→ **RECORDS SHOWN**:

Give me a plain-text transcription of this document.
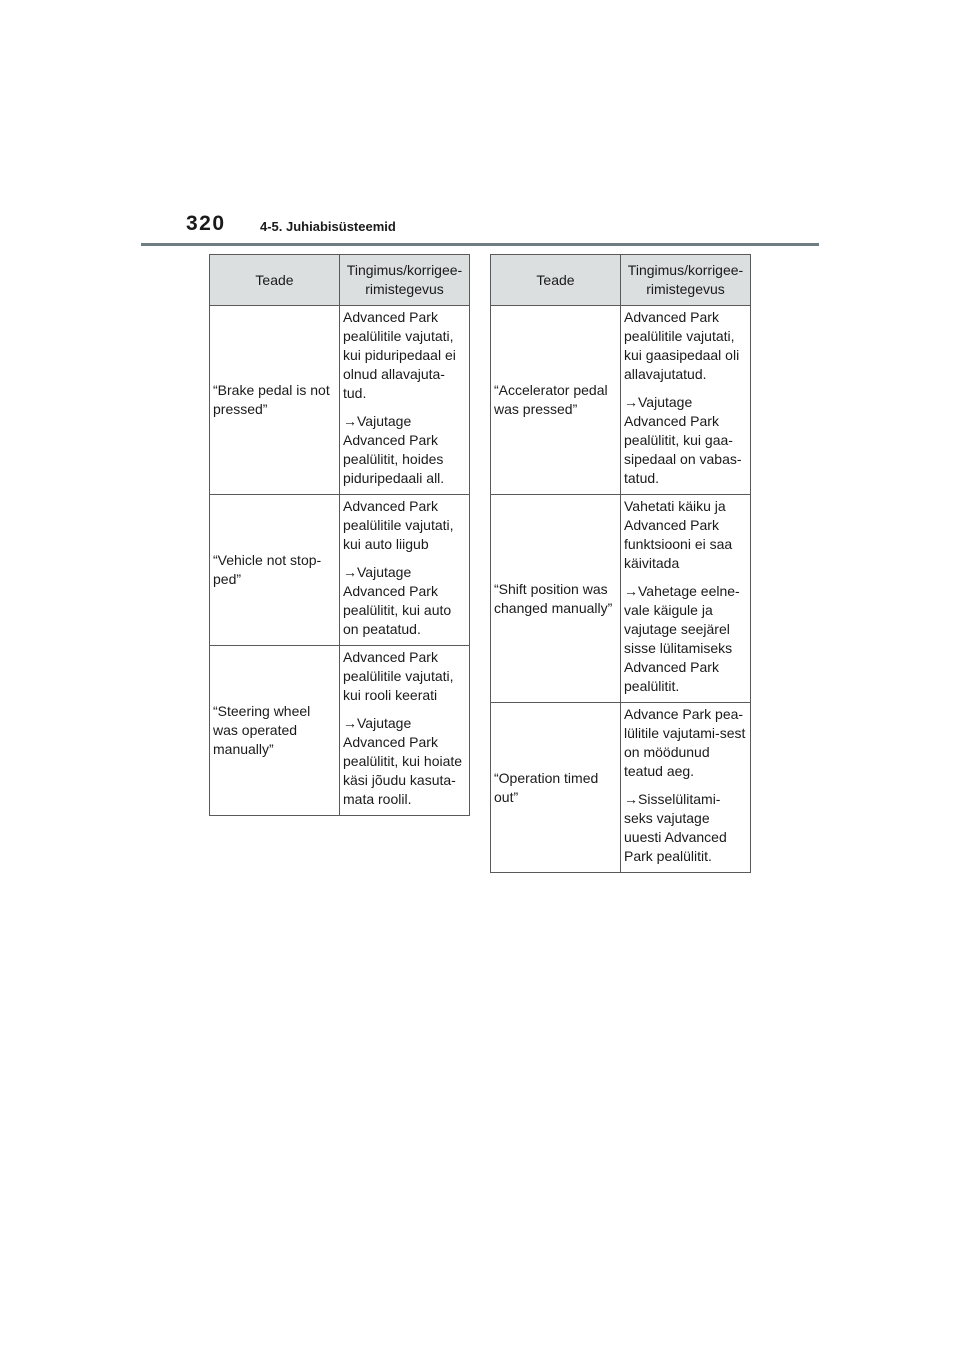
320	4-5. Juhiabisüsteemid
Teade	Tingimus/korrigee-rimistegevus
“Brake pedal is not pressed”	Advanced Park pealülitile vajutati, kui piduripedaal ei olnud allavajuta-tud.

→Vajutage Advanced Park pealülitit, hoides piduripedaali all.

“Vehicle not stop-ped”	Advanced Park pealülitile vajutati, kui auto liigub

→Vajutage Advanced Park pealülitit, kui auto on peatatud.

“Steering wheel was operated manually”	Advanced Park pealülitile vajutati, kui rooli keerati

→Vajutage Advanced Park pealülitit, kui hoiate käsi jõudu kasuta-mata roolil.

Teade	Tingimus/korrigee-rimistegevus
“Accelerator pedal was pressed”	Advanced Park pealülitile vajutati, kui gaasipedaal oli allavajutatud.

→Vajutage Advanced Park pealülitit, kui gaa-sipedaal on vabas-tatud.

“Shift position was changed manually”	Vahetati käiku ja Advanced Park funktsiooni ei saa käivitada

→Vahetage eelne-vale käigule ja vajutage seejärel sisse lülitamiseks Advanced Park pealülitit.

“Operation timed out”	Advance Park pea-lülitile vajutami-sest on möödunud teatud aeg.

→Sisselülitami-seks vajutage uuesti Advanced Park pealülitit.
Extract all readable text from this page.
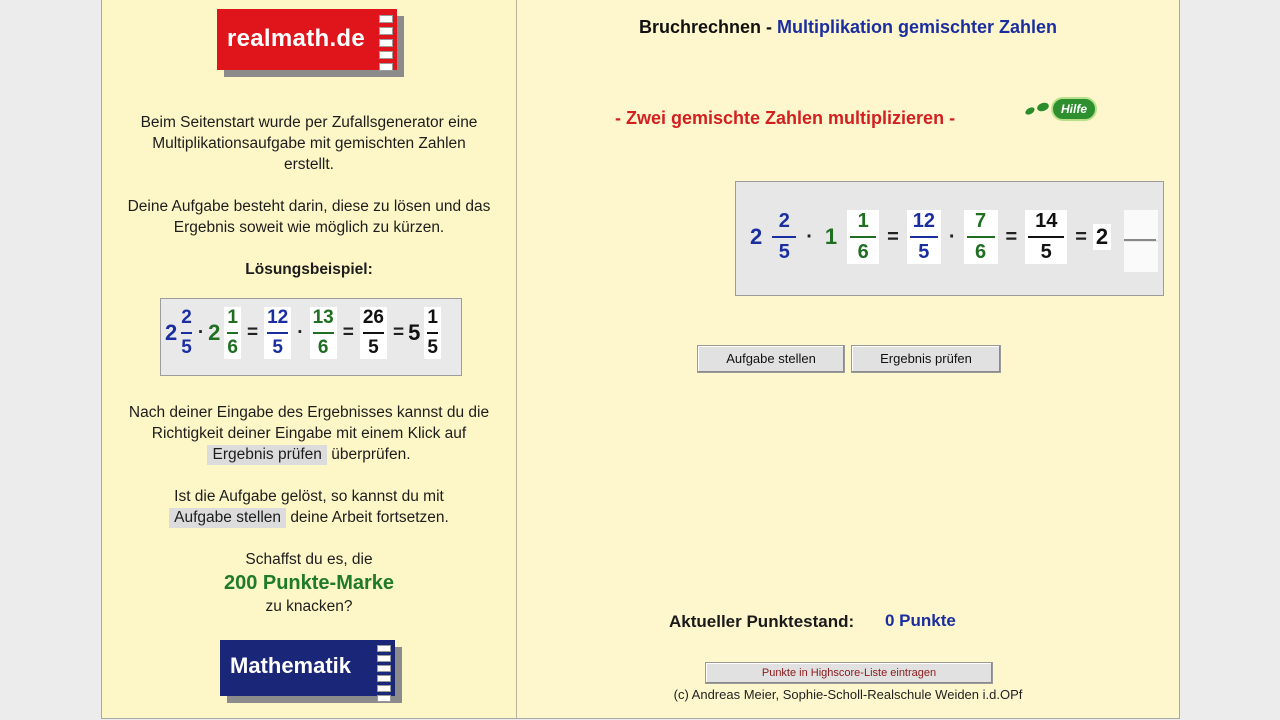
realmath.de
Beim Seitenstart wurde per Zufallsgenerator eine
Multiplikationsaufgabe mit gemischten Zahlen
erstellt.
Deine Aufgabe besteht darin, diese zu lösen und das
Ergebnis soweit wie möglich zu kürzen.
Lösungsbeispiel:
$2 \frac{2}{5} \cdot 2 \frac{1}{6} = \frac{12}{5} \cdot \frac{13}{6} = \frac{26}{5} = 5 \frac{1}{5}$
Nach deiner Eingabe des Ergebnisses kannst du die
Richtigkeit deiner Eingabe mit einem Klick auf
Ergebnis prüfen überprüfen.
Ist die Aufgabe gelöst, so kannst du mit
Aufgabe stellen deine Arbeit fortsetzen.
Schaffst du es, die
200 Punkte-Marke
zu knacken?
Mathematik
Bruchrechnen - Multiplikation gemischter Zahlen
- Zwei gemischte Zahlen multiplizieren -	Hilfe
$2 \frac{2}{5} \cdot 1 \frac{1}{6} = \frac{12}{5} \cdot \frac{7}{6} = \frac{14}{5} = 2$
Aufgabe stellen	Ergebnis prüfen
Aktueller Punktestand: 0 Punkte
Punkte in Highscore-Liste eintragen
(c) Andreas Meier, Sophie-Scholl-Realschule Weiden i.d.OPf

→ **TASK STATEMENT**: The entries above are to be returned exactly, without their pictures.

→ **FINAL RESULT**:
Give me a plain-text transcription of this document.
320	4-5. Juhiabisüsteemid
Teade	Tingimus/korrigee-rimistegevus
“Brake pedal is not pressed”	Advanced Park pealülitile vajutati, kui piduripedaal ei olnud allavajuta-tud.

→Vajutage Advanced Park pealülitit, hoides piduripedaali all.

“Vehicle not stop-ped”	Advanced Park pealülitile vajutati, kui auto liigub

→Vajutage Advanced Park pealülitit, kui auto on peatatud.

“Steering wheel was operated manually”	Advanced Park pealülitile vajutati, kui rooli keerati

→Vajutage Advanced Park pealülitit, kui hoiate käsi jõudu kasuta-mata roolil.

Teade	Tingimus/korrigee-rimistegevus
“Accelerator pedal was pressed”	Advanced Park pealülitile vajutati, kui gaasipedaal oli allavajutatud.

→Vajutage Advanced Park pealülitit, kui gaa-sipedaal on vabas-tatud.

“Shift position was changed manually”	Vahetati käiku ja Advanced Park funktsiooni ei saa käivitada

→Vahetage eelne-vale käigule ja vajutage seejärel sisse lülitamiseks Advanced Park pealülitit.

“Operation timed out”	Advance Park pea-lülitile vajutami-sest on möödunud teatud aeg.

→Sisselülitami-seks vajutage uuesti Advanced Park pealülitit.
Extract all readable text from this page.
realmath.de
Beim Seitenstart wurde per Zufallsgenerator eine
Multiplikationsaufgabe mit gemischten Zahlen
erstellt.
Deine Aufgabe besteht darin, diese zu lösen und das
Ergebnis soweit wie möglich zu kürzen.
Lösungsbeispiel:
$2 \frac{2}{5} \cdot 2 \frac{1}{6} = \frac{12}{5} \cdot \frac{13}{6} = \frac{26}{5} = 5 \frac{1}{5}$
Nach deiner Eingabe des Ergebnisses kannst du die
Richtigkeit deiner Eingabe mit einem Klick auf
Ergebnis prüfen überprüfen.
Ist die Aufgabe gelöst, so kannst du mit
Aufgabe stellen deine Arbeit fortsetzen.
Schaffst du es, die
200 Punkte-Marke
zu knacken?
Mathematik
Bruchrechnen - Multiplikation gemischter Zahlen
- Zwei gemischte Zahlen multiplizieren -	Hilfe
$2 \frac{2}{5} \cdot 1 \frac{1}{6} = \frac{12}{5} \cdot \frac{7}{6} = \frac{14}{5} = 2$
Aufgabe stellen	Ergebnis prüfen
Aktueller Punktestand: 0 Punkte
Punkte in Highscore-Liste eintragen
(c) Andreas Meier, Sophie-Scholl-Realschule Weiden i.d.OPf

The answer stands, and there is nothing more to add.